▸ **DIRECTIONS**: Transcribe all the records exactly and omit any images they hold.

:: DATA SHOWN ::

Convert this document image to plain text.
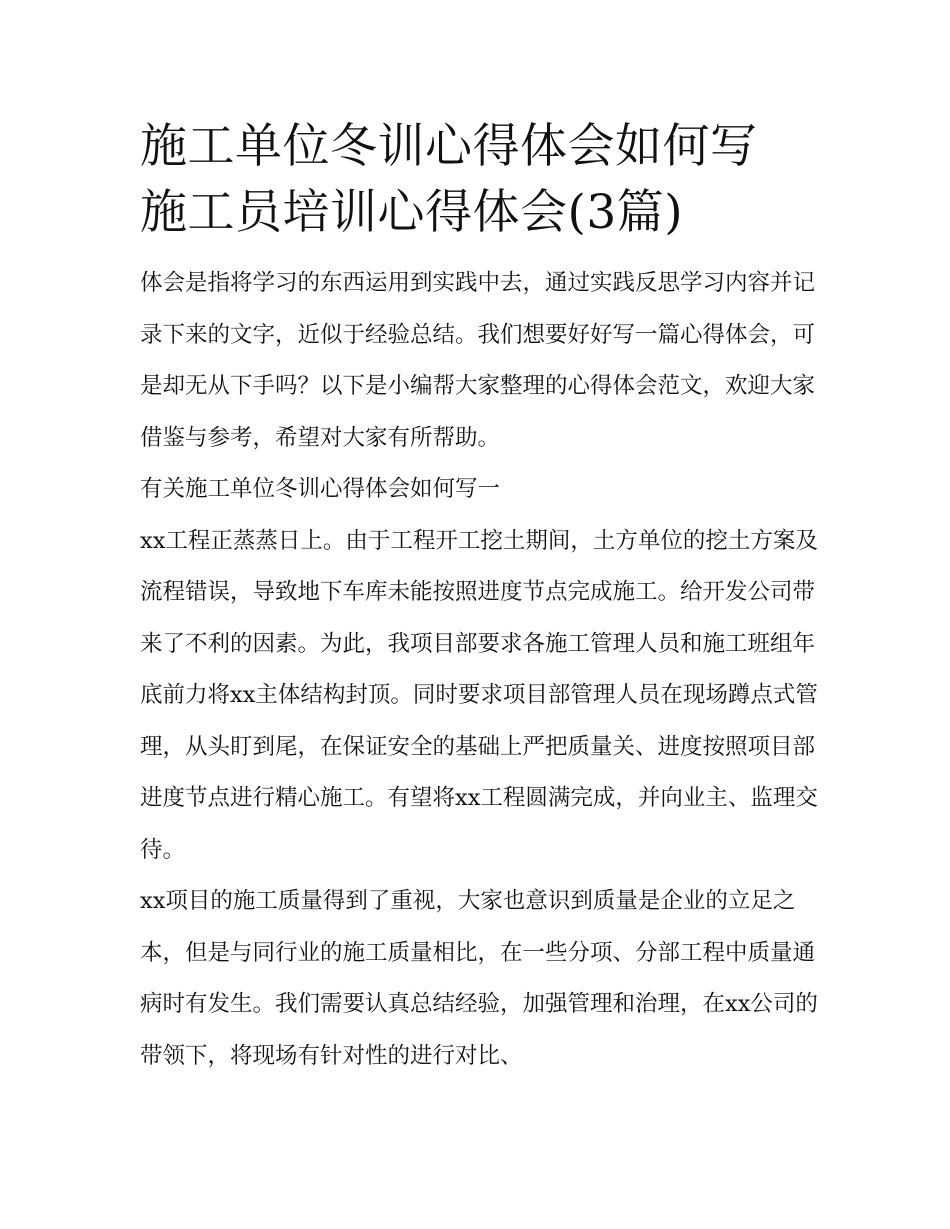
施工单位冬训心得体会如何写
施工员培训心得体会(3篇)

体会是指将学习的东西运用到实践中去，通过实践反思学习内容并记录下来的文字，近似于经验总结。我们想要好好写一篇心得体会，可是却无从下手吗？以下是小编帮大家整理的心得体会范文，欢迎大家借鉴与参考，希望对大家有所帮助。

有关施工单位冬训心得体会如何写一

xx工程正蒸蒸日上。由于工程开工挖土期间，土方单位的挖土方案及流程错误，导致地下车库未能按照进度节点完成施工。给开发公司带来了不利的因素。为此，我项目部要求各施工管理人员和施工班组年底前力将xx主体结构封顶。同时要求项目部管理人员在现场蹲点式管理，从头盯到尾，在保证安全的基础上严把质量关、进度按照项目部进度节点进行精心施工。有望将xx工程圆满完成，并向业主、监理交待。

xx项目的施工质量得到了重视，大家也意识到质量是企业的立足之本，但是与同行业的施工质量相比，在一些分项、分部工程中质量通病时有发生。我们需要认真总结经验，加强管理和治理，在xx公司的带领下，将现场有针对性的进行对比、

:::

▸ **ANSWER TO THIS EXERCISE**:
Convert this document image to plain text.
施工单位冬训心得体会如何写
施工员培训心得体会(3篇)

体会是指将学习的东西运用到实践中去，通过实践反思学习内容并记录下来的文字，近似于经验总结。我们想要好好写一篇心得体会，可是却无从下手吗？以下是小编帮大家整理的心得体会范文，欢迎大家借鉴与参考，希望对大家有所帮助。

有关施工单位冬训心得体会如何写一

xx工程正蒸蒸日上。由于工程开工挖土期间，土方单位的挖土方案及流程错误，导致地下车库未能按照进度节点完成施工。给开发公司带来了不利的因素。为此，我项目部要求各施工管理人员和施工班组年底前力将xx主体结构封顶。同时要求项目部管理人员在现场蹲点式管理，从头盯到尾，在保证安全的基础上严把质量关、进度按照项目部进度节点进行精心施工。有望将xx工程圆满完成，并向业主、监理交待。

xx项目的施工质量得到了重视，大家也意识到质量是企业的立足之本，但是与同行业的施工质量相比，在一些分项、分部工程中质量通病时有发生。我们需要认真总结经验，加强管理和治理，在xx公司的带领下，将现场有针对性的进行对比、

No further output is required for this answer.